What follows is a set of entries. Repeat them exactly, but not their pictures.

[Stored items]
________________________________________

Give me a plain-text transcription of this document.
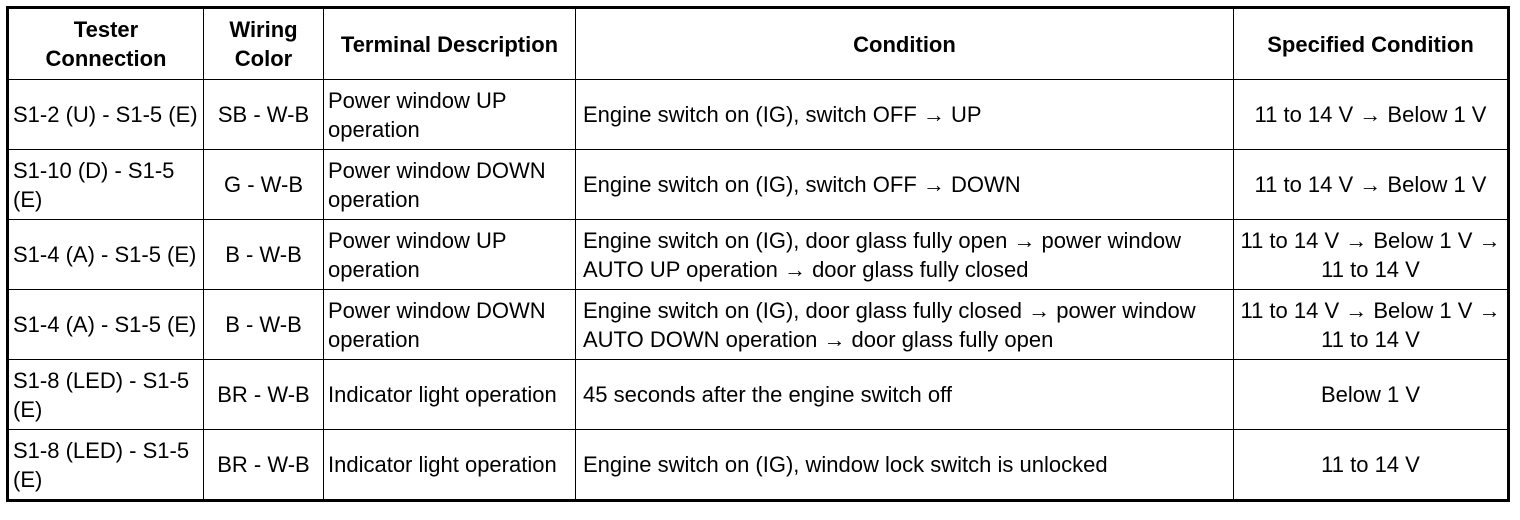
Tester Connection	Wiring Color	Terminal Description	Condition	Specified Condition
S1-2 (U) - S1-5 (E)	SB - W-B	Power window UP operation	Engine switch on (IG), switch OFF → UP	11 to 14 V → Below 1 V
S1-10 (D) - S1-5 (E)	G - W-B	Power window DOWN operation	Engine switch on (IG), switch OFF → DOWN	11 to 14 V → Below 1 V
S1-4 (A) - S1-5 (E)	B - W-B	Power window UP operation	Engine switch on (IG), door glass fully open → power window AUTO UP operation → door glass fully closed	11 to 14 V → Below 1 V → 11 to 14 V
S1-4 (A) - S1-5 (E)	B - W-B	Power window DOWN operation	Engine switch on (IG), door glass fully closed → power window AUTO DOWN operation → door glass fully open	11 to 14 V → Below 1 V → 11 to 14 V
S1-8 (LED) - S1-5 (E)	BR - W-B	Indicator light operation	45 seconds after the engine switch off	Below 1 V
S1-8 (LED) - S1-5 (E)	BR - W-B	Indicator light operation	Engine switch on (IG), window lock switch is unlocked	11 to 14 V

________________________________________

ANSWER:
Give me a plain-text transcription of this document.
Tester Connection	Wiring Color	Terminal Description	Condition	Specified Condition
S1-2 (U) - S1-5 (E)	SB - W-B	Power window UP operation	Engine switch on (IG), switch OFF → UP	11 to 14 V → Below 1 V
S1-10 (D) - S1-5 (E)	G - W-B	Power window DOWN operation	Engine switch on (IG), switch OFF → DOWN	11 to 14 V → Below 1 V
S1-4 (A) - S1-5 (E)	B - W-B	Power window UP operation	Engine switch on (IG), door glass fully open → power window AUTO UP operation → door glass fully closed	11 to 14 V → Below 1 V → 11 to 14 V
S1-4 (A) - S1-5 (E)	B - W-B	Power window DOWN operation	Engine switch on (IG), door glass fully closed → power window AUTO DOWN operation → door glass fully open	11 to 14 V → Below 1 V → 11 to 14 V
S1-8 (LED) - S1-5 (E)	BR - W-B	Indicator light operation	45 seconds after the engine switch off	Below 1 V
S1-8 (LED) - S1-5 (E)	BR - W-B	Indicator light operation	Engine switch on (IG), window lock switch is unlocked	11 to 14 V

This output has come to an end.